Of the lines in this material, how many contain "image"? Answer with a single number only.

DATA TO PROCESS:
+ + + + + + +

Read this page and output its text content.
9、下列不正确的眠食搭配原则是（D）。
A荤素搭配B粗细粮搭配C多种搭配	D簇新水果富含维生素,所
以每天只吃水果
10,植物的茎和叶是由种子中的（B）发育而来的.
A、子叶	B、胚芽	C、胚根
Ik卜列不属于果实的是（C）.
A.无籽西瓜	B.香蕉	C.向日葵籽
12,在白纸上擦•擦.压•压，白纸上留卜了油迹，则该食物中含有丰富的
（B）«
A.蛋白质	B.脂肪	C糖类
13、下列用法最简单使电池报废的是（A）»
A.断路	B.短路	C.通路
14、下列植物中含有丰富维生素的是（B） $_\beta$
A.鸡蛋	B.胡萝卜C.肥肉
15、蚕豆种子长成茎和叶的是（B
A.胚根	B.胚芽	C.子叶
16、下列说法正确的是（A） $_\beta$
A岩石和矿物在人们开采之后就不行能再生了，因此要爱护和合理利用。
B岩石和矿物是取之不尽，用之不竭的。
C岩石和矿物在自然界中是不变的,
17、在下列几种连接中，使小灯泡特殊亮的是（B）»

+ + + + + + +

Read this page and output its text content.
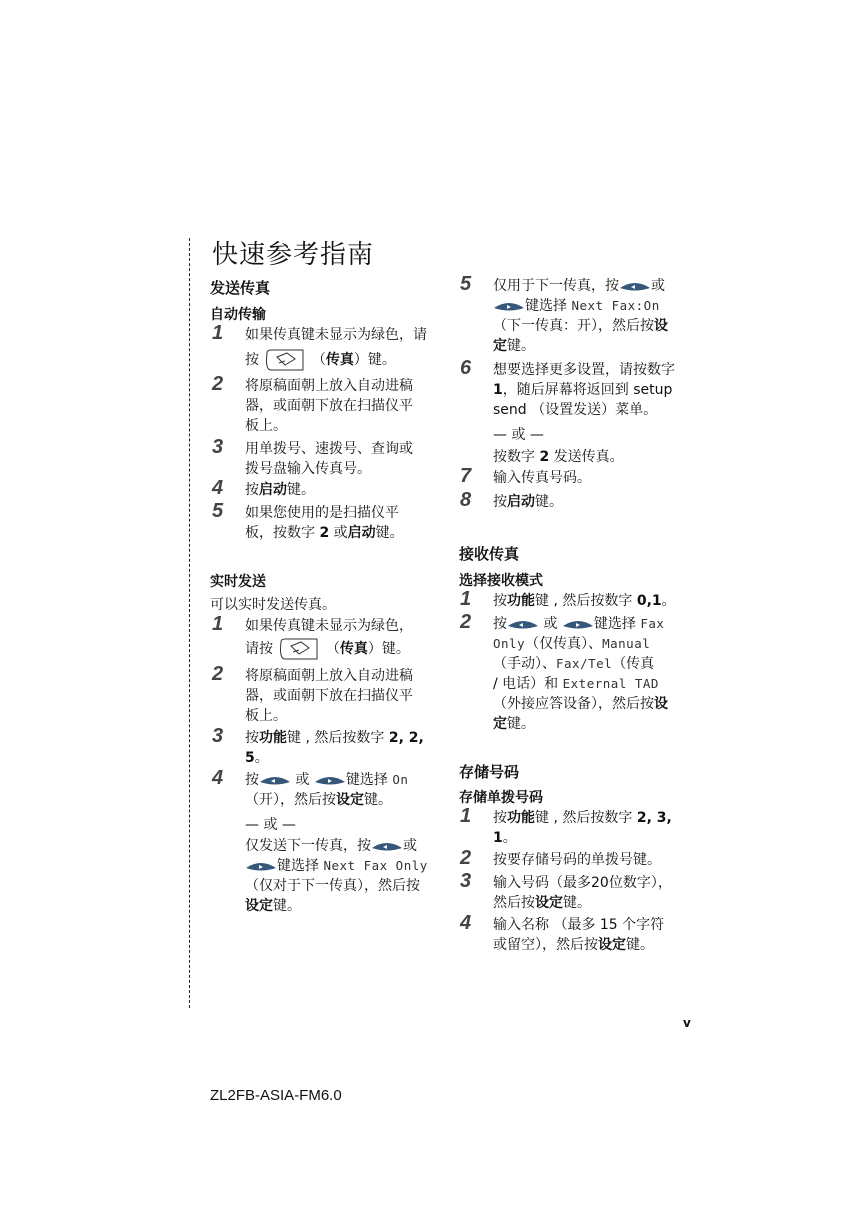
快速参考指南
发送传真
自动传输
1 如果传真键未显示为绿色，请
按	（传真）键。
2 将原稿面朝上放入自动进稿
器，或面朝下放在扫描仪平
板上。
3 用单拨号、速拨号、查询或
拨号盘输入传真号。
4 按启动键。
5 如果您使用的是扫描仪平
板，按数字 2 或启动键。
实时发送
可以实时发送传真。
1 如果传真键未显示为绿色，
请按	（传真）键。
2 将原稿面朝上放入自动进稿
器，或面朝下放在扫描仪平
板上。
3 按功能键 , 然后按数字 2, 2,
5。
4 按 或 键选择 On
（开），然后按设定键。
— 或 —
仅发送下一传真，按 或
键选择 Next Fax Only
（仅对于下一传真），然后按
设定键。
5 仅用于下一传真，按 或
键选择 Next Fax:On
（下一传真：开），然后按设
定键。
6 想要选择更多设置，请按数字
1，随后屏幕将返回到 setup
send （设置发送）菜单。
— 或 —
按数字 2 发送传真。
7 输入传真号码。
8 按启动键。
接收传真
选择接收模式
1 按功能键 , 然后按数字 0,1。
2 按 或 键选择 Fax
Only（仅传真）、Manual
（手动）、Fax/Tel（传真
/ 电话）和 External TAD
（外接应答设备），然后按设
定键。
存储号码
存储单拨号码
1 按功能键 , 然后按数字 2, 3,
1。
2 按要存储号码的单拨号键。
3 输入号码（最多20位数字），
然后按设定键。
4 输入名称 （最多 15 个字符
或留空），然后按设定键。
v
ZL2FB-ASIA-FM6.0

+ + + + + + +

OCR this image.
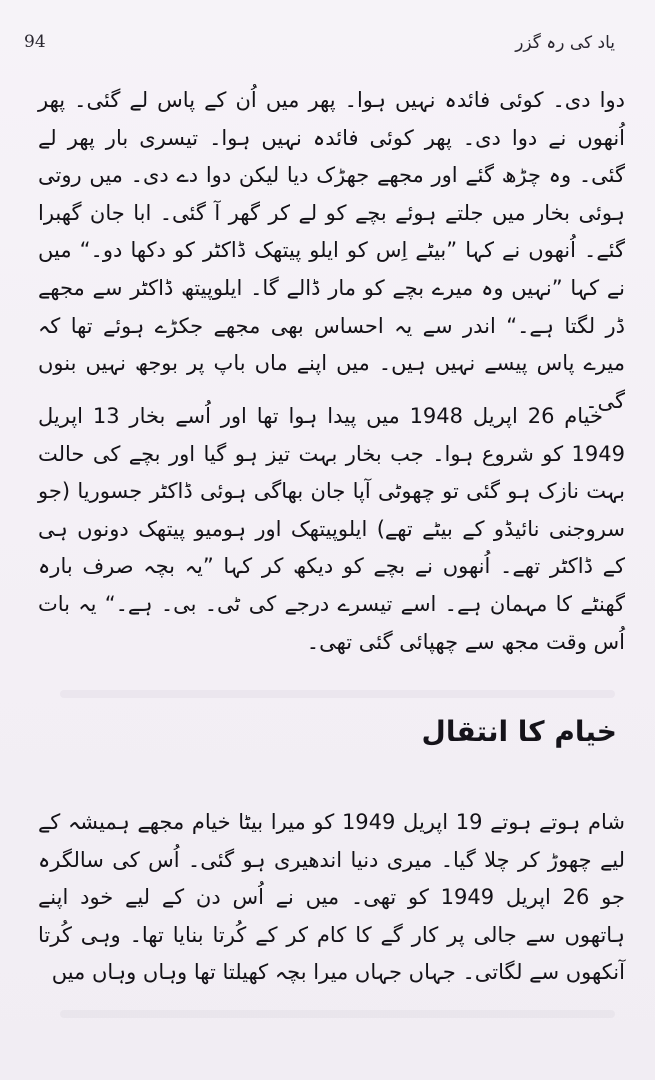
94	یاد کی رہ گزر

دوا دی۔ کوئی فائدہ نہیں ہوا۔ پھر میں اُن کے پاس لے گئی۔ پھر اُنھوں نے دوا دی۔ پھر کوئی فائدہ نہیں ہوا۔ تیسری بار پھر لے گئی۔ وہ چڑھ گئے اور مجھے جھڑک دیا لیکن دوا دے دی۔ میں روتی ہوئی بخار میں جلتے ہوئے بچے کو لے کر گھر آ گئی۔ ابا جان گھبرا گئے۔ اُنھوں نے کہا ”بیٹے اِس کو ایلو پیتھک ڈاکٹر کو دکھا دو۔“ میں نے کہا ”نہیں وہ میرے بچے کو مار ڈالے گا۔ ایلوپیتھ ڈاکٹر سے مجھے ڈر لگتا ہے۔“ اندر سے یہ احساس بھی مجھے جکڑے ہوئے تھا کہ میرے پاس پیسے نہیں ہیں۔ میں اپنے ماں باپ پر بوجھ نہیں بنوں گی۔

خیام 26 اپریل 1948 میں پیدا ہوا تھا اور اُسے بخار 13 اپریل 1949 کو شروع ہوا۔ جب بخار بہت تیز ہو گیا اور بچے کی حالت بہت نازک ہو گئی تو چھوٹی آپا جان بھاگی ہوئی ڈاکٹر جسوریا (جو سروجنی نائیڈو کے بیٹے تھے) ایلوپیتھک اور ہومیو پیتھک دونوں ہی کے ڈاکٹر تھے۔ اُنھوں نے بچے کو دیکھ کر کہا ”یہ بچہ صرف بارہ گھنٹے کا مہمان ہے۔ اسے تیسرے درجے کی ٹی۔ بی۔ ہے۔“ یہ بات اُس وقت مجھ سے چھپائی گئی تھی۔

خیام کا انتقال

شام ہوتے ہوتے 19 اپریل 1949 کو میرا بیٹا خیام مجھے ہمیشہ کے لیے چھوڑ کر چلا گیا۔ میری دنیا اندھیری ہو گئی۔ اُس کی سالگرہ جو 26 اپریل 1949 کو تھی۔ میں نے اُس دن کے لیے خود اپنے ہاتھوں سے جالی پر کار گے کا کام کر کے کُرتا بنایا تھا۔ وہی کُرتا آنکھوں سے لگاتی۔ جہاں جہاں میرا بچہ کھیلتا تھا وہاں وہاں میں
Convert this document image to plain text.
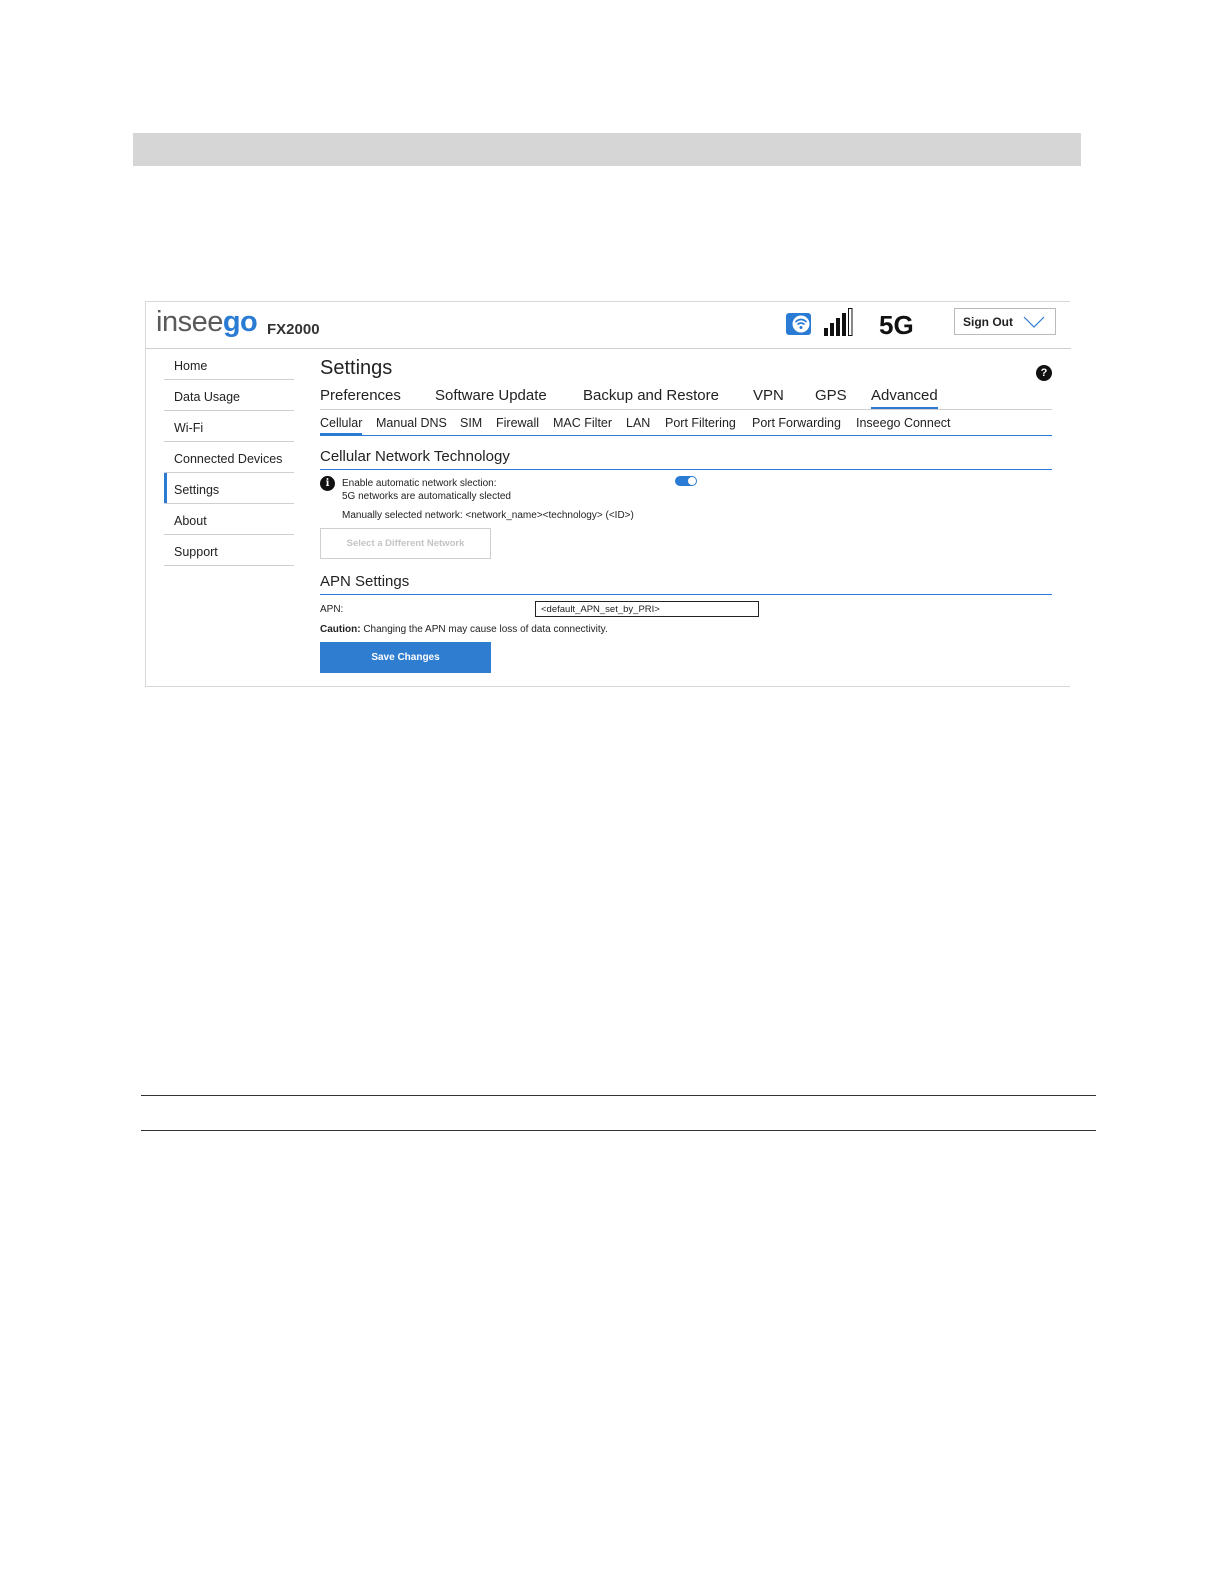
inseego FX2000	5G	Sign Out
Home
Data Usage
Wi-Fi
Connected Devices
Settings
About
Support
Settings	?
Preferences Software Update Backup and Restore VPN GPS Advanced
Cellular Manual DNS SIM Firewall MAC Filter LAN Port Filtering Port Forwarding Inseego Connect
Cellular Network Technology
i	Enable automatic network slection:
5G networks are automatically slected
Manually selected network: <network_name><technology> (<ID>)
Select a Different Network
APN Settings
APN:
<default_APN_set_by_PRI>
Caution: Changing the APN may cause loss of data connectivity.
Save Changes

+ + + + + + +

COMPLETE ANSWER: 2